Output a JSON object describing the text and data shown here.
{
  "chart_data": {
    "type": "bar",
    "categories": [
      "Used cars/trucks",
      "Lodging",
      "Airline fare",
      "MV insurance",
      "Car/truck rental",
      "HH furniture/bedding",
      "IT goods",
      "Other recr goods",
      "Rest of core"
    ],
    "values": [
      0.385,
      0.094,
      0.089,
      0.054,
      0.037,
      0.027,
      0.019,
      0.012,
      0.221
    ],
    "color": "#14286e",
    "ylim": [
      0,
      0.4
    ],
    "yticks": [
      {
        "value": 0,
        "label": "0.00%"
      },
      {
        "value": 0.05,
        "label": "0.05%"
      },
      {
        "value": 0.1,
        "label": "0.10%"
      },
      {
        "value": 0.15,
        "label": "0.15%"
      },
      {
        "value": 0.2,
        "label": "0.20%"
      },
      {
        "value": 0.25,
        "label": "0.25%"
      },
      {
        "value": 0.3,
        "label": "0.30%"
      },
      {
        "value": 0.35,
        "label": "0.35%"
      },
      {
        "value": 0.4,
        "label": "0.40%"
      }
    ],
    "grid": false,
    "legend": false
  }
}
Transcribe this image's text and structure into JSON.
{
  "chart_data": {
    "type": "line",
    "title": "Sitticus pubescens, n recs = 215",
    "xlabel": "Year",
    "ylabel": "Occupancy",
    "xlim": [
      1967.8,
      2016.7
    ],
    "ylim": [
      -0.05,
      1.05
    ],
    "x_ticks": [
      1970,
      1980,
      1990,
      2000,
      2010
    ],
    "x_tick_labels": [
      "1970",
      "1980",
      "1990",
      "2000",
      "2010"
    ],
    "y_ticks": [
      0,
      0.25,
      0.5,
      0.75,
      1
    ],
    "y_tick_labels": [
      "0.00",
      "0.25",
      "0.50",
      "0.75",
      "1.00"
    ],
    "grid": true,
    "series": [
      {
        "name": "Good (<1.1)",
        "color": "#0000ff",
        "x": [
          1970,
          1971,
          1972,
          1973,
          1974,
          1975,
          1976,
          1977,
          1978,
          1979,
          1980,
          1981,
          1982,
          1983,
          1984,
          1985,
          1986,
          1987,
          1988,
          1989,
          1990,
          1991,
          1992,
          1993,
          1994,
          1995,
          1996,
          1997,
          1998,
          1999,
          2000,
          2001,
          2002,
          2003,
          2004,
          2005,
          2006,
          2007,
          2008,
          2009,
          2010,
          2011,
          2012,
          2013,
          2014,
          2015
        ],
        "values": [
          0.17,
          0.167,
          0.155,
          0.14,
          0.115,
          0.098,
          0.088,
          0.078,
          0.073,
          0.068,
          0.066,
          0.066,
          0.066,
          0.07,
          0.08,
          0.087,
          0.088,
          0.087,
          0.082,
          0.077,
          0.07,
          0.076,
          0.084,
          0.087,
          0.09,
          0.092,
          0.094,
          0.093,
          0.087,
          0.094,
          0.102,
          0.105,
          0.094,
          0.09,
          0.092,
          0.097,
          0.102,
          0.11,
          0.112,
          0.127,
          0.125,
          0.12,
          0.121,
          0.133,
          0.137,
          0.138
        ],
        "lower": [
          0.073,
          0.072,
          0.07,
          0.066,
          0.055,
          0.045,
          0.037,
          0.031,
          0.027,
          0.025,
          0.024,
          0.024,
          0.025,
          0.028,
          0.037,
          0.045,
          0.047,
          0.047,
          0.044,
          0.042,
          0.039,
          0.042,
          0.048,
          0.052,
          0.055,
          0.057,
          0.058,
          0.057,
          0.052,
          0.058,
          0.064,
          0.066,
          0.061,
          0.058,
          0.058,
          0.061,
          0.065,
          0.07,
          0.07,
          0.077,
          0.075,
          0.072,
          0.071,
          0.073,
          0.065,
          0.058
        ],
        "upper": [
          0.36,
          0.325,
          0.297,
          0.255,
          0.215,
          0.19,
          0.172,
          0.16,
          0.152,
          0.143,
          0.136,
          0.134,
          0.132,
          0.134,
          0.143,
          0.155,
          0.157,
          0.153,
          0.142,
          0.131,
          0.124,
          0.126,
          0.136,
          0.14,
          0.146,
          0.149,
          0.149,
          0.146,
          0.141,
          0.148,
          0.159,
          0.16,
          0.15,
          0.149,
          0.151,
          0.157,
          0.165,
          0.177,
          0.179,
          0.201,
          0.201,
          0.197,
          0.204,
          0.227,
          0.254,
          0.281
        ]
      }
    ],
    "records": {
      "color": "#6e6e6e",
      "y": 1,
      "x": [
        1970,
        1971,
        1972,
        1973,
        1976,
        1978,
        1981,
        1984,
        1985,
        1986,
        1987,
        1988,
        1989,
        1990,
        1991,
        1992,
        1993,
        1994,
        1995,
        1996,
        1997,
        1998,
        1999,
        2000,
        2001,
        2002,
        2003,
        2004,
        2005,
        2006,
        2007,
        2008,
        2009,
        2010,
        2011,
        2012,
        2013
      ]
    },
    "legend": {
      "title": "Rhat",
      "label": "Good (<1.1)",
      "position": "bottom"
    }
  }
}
^^^^^^^^
▶ Instructions to follow
Copy out all of the records shown above exactly.

▶ Written solution
Output a JSON object describing the text and data shown here.
{
  "chart_data": {
    "type": "bar",
    "categories": [
      "Used cars/trucks",
      "Lodging",
      "Airline fare",
      "MV insurance",
      "Car/truck rental",
      "HH furniture/bedding",
      "IT goods",
      "Other recr goods",
      "Rest of core"
    ],
    "values": [
      0.385,
      0.094,
      0.089,
      0.054,
      0.037,
      0.027,
      0.019,
      0.012,
      0.221
    ],
    "color": "#14286e",
    "ylim": [
      0,
      0.4
    ],
    "yticks": [
      {
        "value": 0,
        "label": "0.00%"
      },
      {
        "value": 0.05,
        "label": "0.05%"
      },
      {
        "value": 0.1,
        "label": "0.10%"
      },
      {
        "value": 0.15,
        "label": "0.15%"
      },
      {
        "value": 0.2,
        "label": "0.20%"
      },
      {
        "value": 0.25,
        "label": "0.25%"
      },
      {
        "value": 0.3,
        "label": "0.30%"
      },
      {
        "value": 0.35,
        "label": "0.35%"
      },
      {
        "value": 0.4,
        "label": "0.40%"
      }
    ],
    "grid": false,
    "legend": false
  }
}
Transcribe this image's text and structure into JSON.
{
  "chart_data": {
    "type": "line",
    "title": "Sitticus pubescens, n recs = 215",
    "xlabel": "Year",
    "ylabel": "Occupancy",
    "xlim": [
      1967.8,
      2016.7
    ],
    "ylim": [
      -0.05,
      1.05
    ],
    "x_ticks": [
      1970,
      1980,
      1990,
      2000,
      2010
    ],
    "x_tick_labels": [
      "1970",
      "1980",
      "1990",
      "2000",
      "2010"
    ],
    "y_ticks": [
      0,
      0.25,
      0.5,
      0.75,
      1
    ],
    "y_tick_labels": [
      "0.00",
      "0.25",
      "0.50",
      "0.75",
      "1.00"
    ],
    "grid": true,
    "series": [
      {
        "name": "Good (<1.1)",
        "color": "#0000ff",
        "x": [
          1970,
          1971,
          1972,
          1973,
          1974,
          1975,
          1976,
          1977,
          1978,
          1979,
          1980,
          1981,
          1982,
          1983,
          1984,
          1985,
          1986,
          1987,
          1988,
          1989,
          1990,
          1991,
          1992,
          1993,
          1994,
          1995,
          1996,
          1997,
          1998,
          1999,
          2000,
          2001,
          2002,
          2003,
          2004,
          2005,
          2006,
          2007,
          2008,
          2009,
          2010,
          2011,
          2012,
          2013,
          2014,
          2015
        ],
        "values": [
          0.17,
          0.167,
          0.155,
          0.14,
          0.115,
          0.098,
          0.088,
          0.078,
          0.073,
          0.068,
          0.066,
          0.066,
          0.066,
          0.07,
          0.08,
          0.087,
          0.088,
          0.087,
          0.082,
          0.077,
          0.07,
          0.076,
          0.084,
          0.087,
          0.09,
          0.092,
          0.094,
          0.093,
          0.087,
          0.094,
          0.102,
          0.105,
          0.094,
          0.09,
          0.092,
          0.097,
          0.102,
          0.11,
          0.112,
          0.127,
          0.125,
          0.12,
          0.121,
          0.133,
          0.137,
          0.138
        ],
        "lower": [
          0.073,
          0.072,
          0.07,
          0.066,
          0.055,
          0.045,
          0.037,
          0.031,
          0.027,
          0.025,
          0.024,
          0.024,
          0.025,
          0.028,
          0.037,
          0.045,
          0.047,
          0.047,
          0.044,
          0.042,
          0.039,
          0.042,
          0.048,
          0.052,
          0.055,
          0.057,
          0.058,
          0.057,
          0.052,
          0.058,
          0.064,
          0.066,
          0.061,
          0.058,
          0.058,
          0.061,
          0.065,
          0.07,
          0.07,
          0.077,
          0.075,
          0.072,
          0.071,
          0.073,
          0.065,
          0.058
        ],
        "upper": [
          0.36,
          0.325,
          0.297,
          0.255,
          0.215,
          0.19,
          0.172,
          0.16,
          0.152,
          0.143,
          0.136,
          0.134,
          0.132,
          0.134,
          0.143,
          0.155,
          0.157,
          0.153,
          0.142,
          0.131,
          0.124,
          0.126,
          0.136,
          0.14,
          0.146,
          0.149,
          0.149,
          0.146,
          0.141,
          0.148,
          0.159,
          0.16,
          0.15,
          0.149,
          0.151,
          0.157,
          0.165,
          0.177,
          0.179,
          0.201,
          0.201,
          0.197,
          0.204,
          0.227,
          0.254,
          0.281
        ]
      }
    ],
    "records": {
      "color": "#6e6e6e",
      "y": 1,
      "x": [
        1970,
        1971,
        1972,
        1973,
        1976,
        1978,
        1981,
        1984,
        1985,
        1986,
        1987,
        1988,
        1989,
        1990,
        1991,
        1992,
        1993,
        1994,
        1995,
        1996,
        1997,
        1998,
        1999,
        2000,
        2001,
        2002,
        2003,
        2004,
        2005,
        2006,
        2007,
        2008,
        2009,
        2010,
        2011,
        2012,
        2013
      ]
    },
    "legend": {
      "title": "Rhat",
      "label": "Good (<1.1)",
      "position": "bottom"
    }
  }
}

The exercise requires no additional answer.